> What is expected:
Check each line of the listing below for the string "label", and copy the ones that have it.

> Provided records:
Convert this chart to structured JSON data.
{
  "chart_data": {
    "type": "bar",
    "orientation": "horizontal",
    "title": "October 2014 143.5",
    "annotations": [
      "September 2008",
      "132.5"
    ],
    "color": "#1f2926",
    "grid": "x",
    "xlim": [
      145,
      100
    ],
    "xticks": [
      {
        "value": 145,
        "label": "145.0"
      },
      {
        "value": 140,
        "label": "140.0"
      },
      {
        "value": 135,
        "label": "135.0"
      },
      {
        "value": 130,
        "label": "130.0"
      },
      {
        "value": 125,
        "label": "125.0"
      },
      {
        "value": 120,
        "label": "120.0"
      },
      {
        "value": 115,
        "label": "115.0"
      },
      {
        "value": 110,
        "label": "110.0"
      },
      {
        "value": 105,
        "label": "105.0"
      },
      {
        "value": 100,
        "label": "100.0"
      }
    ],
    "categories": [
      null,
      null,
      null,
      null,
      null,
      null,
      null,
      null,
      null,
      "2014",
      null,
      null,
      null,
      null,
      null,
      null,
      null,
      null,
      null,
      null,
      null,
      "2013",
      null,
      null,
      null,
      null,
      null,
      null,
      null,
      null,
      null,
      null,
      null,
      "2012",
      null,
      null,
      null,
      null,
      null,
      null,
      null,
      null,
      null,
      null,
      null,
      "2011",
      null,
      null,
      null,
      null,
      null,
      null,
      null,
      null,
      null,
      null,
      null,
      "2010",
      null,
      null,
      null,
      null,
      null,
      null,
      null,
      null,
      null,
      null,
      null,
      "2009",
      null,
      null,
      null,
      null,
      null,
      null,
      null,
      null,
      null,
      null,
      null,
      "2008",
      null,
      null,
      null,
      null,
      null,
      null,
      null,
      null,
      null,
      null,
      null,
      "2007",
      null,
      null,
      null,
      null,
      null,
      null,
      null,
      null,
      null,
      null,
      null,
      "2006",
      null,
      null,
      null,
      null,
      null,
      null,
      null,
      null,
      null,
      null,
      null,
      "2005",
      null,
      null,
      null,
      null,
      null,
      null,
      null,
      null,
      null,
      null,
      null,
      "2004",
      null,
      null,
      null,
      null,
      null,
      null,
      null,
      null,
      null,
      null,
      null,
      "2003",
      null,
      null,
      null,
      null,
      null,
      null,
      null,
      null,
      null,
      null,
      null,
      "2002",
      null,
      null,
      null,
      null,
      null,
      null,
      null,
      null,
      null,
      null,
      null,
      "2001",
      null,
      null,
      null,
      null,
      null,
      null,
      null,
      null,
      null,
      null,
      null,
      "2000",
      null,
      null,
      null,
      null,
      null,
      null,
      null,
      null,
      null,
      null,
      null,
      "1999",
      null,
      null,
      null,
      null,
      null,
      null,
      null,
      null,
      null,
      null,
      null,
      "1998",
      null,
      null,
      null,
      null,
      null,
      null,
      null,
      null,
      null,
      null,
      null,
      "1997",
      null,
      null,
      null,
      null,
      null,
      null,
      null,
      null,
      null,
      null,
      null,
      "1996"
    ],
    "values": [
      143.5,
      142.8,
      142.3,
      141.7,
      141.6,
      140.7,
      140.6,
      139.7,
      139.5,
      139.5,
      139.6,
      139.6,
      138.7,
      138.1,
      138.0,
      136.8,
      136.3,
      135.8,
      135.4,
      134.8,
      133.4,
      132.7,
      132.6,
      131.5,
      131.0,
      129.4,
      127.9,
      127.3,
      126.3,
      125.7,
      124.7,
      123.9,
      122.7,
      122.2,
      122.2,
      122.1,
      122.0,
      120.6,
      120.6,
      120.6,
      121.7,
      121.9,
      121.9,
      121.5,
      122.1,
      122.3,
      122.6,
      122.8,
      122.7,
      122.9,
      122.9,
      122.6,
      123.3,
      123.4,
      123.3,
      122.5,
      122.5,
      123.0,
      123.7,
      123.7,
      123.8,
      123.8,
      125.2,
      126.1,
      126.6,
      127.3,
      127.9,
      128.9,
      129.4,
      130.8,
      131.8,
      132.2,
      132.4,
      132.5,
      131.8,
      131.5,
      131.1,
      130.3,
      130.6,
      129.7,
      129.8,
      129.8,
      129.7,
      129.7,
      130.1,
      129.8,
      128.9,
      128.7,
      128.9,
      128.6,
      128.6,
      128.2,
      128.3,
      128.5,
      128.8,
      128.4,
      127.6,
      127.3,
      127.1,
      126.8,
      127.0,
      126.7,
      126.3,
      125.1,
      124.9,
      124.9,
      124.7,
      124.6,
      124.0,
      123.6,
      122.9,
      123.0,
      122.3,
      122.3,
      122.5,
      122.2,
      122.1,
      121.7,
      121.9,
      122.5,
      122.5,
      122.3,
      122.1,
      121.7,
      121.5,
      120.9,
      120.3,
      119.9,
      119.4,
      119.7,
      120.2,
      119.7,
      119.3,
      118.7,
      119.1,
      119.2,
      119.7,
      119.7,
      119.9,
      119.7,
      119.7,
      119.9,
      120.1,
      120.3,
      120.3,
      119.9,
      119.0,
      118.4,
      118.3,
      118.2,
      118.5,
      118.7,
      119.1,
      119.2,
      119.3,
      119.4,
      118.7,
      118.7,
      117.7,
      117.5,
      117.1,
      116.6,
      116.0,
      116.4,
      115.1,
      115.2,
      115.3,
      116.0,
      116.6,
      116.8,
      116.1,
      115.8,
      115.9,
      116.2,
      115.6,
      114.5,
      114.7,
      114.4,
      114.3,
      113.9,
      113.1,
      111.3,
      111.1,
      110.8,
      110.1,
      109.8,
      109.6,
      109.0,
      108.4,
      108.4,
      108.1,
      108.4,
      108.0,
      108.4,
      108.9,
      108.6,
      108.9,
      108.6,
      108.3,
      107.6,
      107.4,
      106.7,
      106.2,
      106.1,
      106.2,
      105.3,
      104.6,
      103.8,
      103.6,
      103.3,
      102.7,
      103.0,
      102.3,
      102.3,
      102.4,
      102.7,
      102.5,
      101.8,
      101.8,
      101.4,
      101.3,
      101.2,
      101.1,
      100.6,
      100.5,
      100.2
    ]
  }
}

> Answer to the problem:
        "label": "145.0"
        "label": "140.0"
        "label": "135.0"
        "label": "130.0"
        "label": "125.0"
        "label": "120.0"
        "label": "115.0"
        "label": "110.0"
        "label": "105.0"
        "label": "100.0"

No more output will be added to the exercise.